> PROBLEM:
Extract the listing in its entirety, keeping each line identical to the original.

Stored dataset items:
******************************

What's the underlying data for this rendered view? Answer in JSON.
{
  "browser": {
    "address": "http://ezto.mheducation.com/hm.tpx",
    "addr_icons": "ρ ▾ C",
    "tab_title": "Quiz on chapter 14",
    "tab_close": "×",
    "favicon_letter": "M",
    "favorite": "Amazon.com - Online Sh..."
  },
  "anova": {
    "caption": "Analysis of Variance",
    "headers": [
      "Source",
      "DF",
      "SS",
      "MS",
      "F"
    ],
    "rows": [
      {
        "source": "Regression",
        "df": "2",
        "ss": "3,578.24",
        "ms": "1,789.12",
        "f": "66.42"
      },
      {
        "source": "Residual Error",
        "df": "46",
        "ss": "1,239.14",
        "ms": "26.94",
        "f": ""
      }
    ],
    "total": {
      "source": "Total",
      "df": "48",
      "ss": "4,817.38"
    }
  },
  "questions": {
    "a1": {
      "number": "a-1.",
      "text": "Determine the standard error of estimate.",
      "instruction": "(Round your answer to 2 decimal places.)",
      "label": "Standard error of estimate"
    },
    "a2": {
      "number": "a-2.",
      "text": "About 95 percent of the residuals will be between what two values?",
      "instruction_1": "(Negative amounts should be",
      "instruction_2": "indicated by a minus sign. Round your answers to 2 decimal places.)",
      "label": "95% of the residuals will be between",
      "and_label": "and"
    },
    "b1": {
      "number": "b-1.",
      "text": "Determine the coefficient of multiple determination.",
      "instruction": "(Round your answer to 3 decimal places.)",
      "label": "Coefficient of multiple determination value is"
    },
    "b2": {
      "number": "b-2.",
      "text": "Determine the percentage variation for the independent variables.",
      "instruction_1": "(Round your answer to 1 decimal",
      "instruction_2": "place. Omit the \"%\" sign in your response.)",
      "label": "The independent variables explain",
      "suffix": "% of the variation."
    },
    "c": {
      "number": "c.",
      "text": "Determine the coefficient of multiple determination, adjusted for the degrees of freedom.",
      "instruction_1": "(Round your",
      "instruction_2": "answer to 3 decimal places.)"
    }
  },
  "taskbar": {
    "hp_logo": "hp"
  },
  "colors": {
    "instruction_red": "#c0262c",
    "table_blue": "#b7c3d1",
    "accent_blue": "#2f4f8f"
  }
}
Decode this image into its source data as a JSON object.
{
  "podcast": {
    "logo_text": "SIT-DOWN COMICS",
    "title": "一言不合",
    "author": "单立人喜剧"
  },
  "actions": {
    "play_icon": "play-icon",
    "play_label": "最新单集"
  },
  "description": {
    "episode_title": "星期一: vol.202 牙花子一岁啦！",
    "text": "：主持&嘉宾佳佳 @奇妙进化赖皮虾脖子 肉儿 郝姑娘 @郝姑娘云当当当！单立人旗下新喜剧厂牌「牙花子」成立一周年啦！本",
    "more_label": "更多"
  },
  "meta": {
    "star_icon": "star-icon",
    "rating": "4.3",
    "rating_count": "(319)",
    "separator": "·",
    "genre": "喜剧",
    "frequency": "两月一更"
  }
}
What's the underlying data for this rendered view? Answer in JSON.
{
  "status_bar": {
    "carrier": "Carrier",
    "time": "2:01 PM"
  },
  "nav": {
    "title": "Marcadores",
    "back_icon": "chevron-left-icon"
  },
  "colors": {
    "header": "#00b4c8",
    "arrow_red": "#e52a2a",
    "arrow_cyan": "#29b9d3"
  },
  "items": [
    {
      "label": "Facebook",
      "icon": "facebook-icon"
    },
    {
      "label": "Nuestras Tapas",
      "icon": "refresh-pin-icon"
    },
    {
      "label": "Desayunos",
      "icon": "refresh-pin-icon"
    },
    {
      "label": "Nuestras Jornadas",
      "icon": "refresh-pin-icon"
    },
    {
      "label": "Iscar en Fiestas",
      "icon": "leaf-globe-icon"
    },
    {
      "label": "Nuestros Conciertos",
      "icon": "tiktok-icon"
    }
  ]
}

******************************

> RESULT OF THIS TASK:
What's the underlying data for this rendered view? Answer in JSON.
{
  "browser": {
    "address": "http://ezto.mheducation.com/hm.tpx",
    "addr_icons": "ρ ▾ C",
    "tab_title": "Quiz on chapter 14",
    "tab_close": "×",
    "favicon_letter": "M",
    "favorite": "Amazon.com - Online Sh..."
  },
  "anova": {
    "caption": "Analysis of Variance",
    "headers": [
      "Source",
      "DF",
      "SS",
      "MS",
      "F"
    ],
    "rows": [
      {
        "source": "Regression",
        "df": "2",
        "ss": "3,578.24",
        "ms": "1,789.12",
        "f": "66.42"
      },
      {
        "source": "Residual Error",
        "df": "46",
        "ss": "1,239.14",
        "ms": "26.94",
        "f": ""
      }
    ],
    "total": {
      "source": "Total",
      "df": "48",
      "ss": "4,817.38"
    }
  },
  "questions": {
    "a1": {
      "number": "a-1.",
      "text": "Determine the standard error of estimate.",
      "instruction": "(Round your answer to 2 decimal places.)",
      "label": "Standard error of estimate"
    },
    "a2": {
      "number": "a-2.",
      "text": "About 95 percent of the residuals will be between what two values?",
      "instruction_1": "(Negative amounts should be",
      "instruction_2": "indicated by a minus sign. Round your answers to 2 decimal places.)",
      "label": "95% of the residuals will be between",
      "and_label": "and"
    },
    "b1": {
      "number": "b-1.",
      "text": "Determine the coefficient of multiple determination.",
      "instruction": "(Round your answer to 3 decimal places.)",
      "label": "Coefficient of multiple determination value is"
    },
    "b2": {
      "number": "b-2.",
      "text": "Determine the percentage variation for the independent variables.",
      "instruction_1": "(Round your answer to 1 decimal",
      "instruction_2": "place. Omit the \"%\" sign in your response.)",
      "label": "The independent variables explain",
      "suffix": "% of the variation."
    },
    "c": {
      "number": "c.",
      "text": "Determine the coefficient of multiple determination, adjusted for the degrees of freedom.",
      "instruction_1": "(Round your",
      "instruction_2": "answer to 3 decimal places.)"
    }
  },
  "taskbar": {
    "hp_logo": "hp"
  },
  "colors": {
    "instruction_red": "#c0262c",
    "table_blue": "#b7c3d1",
    "accent_blue": "#2f4f8f"
  }
}
Decode this image into its source data as a JSON object.
{
  "podcast": {
    "logo_text": "SIT-DOWN COMICS",
    "title": "一言不合",
    "author": "单立人喜剧"
  },
  "actions": {
    "play_icon": "play-icon",
    "play_label": "最新单集"
  },
  "description": {
    "episode_title": "星期一: vol.202 牙花子一岁啦！",
    "text": "：主持&嘉宾佳佳 @奇妙进化赖皮虾脖子 肉儿 郝姑娘 @郝姑娘云当当当！单立人旗下新喜剧厂牌「牙花子」成立一周年啦！本",
    "more_label": "更多"
  },
  "meta": {
    "star_icon": "star-icon",
    "rating": "4.3",
    "rating_count": "(319)",
    "separator": "·",
    "genre": "喜剧",
    "frequency": "两月一更"
  }
}
What's the underlying data for this rendered view? Answer in JSON.
{
  "status_bar": {
    "carrier": "Carrier",
    "time": "2:01 PM"
  },
  "nav": {
    "title": "Marcadores",
    "back_icon": "chevron-left-icon"
  },
  "colors": {
    "header": "#00b4c8",
    "arrow_red": "#e52a2a",
    "arrow_cyan": "#29b9d3"
  },
  "items": [
    {
      "label": "Facebook",
      "icon": "facebook-icon"
    },
    {
      "label": "Nuestras Tapas",
      "icon": "refresh-pin-icon"
    },
    {
      "label": "Desayunos",
      "icon": "refresh-pin-icon"
    },
    {
      "label": "Nuestras Jornadas",
      "icon": "refresh-pin-icon"
    },
    {
      "label": "Iscar en Fiestas",
      "icon": "leaf-globe-icon"
    },
    {
      "label": "Nuestros Conciertos",
      "icon": "tiktok-icon"
    }
  ]
}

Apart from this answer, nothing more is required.